Given problem
Can you turn every row below into a JSON list of strings, with one string per line and any blank lines left out?

.....

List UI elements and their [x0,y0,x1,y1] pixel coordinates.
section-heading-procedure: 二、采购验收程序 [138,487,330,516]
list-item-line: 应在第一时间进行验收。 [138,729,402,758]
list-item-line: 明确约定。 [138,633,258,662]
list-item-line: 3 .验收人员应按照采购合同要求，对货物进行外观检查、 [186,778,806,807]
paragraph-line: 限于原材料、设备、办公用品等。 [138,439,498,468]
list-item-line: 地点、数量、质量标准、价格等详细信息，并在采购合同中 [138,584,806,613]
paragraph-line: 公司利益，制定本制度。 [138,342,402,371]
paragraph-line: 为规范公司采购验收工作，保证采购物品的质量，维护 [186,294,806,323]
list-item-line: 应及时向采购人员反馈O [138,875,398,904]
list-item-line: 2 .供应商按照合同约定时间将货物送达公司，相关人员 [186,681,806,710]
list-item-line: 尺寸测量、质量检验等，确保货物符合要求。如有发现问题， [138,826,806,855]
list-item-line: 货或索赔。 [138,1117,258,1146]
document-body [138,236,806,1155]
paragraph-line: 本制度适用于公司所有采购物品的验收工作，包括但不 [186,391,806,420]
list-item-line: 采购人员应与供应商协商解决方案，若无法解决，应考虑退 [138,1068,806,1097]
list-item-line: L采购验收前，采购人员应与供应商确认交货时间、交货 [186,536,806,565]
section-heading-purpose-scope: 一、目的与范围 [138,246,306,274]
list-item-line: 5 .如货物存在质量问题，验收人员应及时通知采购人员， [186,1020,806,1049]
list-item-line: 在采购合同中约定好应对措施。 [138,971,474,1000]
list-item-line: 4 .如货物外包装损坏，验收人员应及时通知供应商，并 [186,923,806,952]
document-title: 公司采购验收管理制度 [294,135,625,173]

.....

Reply to the task
[
  "List UI elements and their [x0,y0,x1,y1] pixel coordinates.",
  "section-heading-procedure: 二、采购验收程序 [138,487,330,516]",
  "list-item-line: 应在第一时间进行验收。 [138,729,402,758]",
  "list-item-line: 明确约定。 [138,633,258,662]",
  "list-item-line: 3 .验收人员应按照采购合同要求，对货物进行外观检查、 [186,778,806,807]",
  "paragraph-line: 限于原材料、设备、办公用品等。 [138,439,498,468]",
  "list-item-line: 地点、数量、质量标准、价格等详细信息，并在采购合同中 [138,584,806,613]",
  "paragraph-line: 公司利益，制定本制度。 [138,342,402,371]",
  "paragraph-line: 为规范公司采购验收工作，保证采购物品的质量，维护 [186,294,806,323]",
  "list-item-line: 应及时向采购人员反馈O [138,875,398,904]",
  "list-item-line: 2 .供应商按照合同约定时间将货物送达公司，相关人员 [186,681,806,710]",
  "list-item-line: 尺寸测量、质量检验等，确保货物符合要求。如有发现问题， [138,826,806,855]",
  "list-item-line: 货或索赔。 [138,1117,258,1146]",
  "document-body [138,236,806,1155]",
  "paragraph-line: 本制度适用于公司所有采购物品的验收工作，包括但不 [186,391,806,420]",
  "list-item-line: 采购人员应与供应商协商解决方案，若无法解决，应考虑退 [138,1068,806,1097]",
  "list-item-line: L采购验收前，采购人员应与供应商确认交货时间、交货 [186,536,806,565]",
  "section-heading-purpose-scope: 一、目的与范围 [138,246,306,274]",
  "list-item-line: 5 .如货物存在质量问题，验收人员应及时通知采购人员， [186,1020,806,1049]",
  "list-item-line: 在采购合同中约定好应对措施。 [138,971,474,1000]",
  "list-item-line: 4 .如货物外包装损坏，验收人员应及时通知供应商，并 [186,923,806,952]",
  "document-title: 公司采购验收管理制度 [294,135,625,173]"
]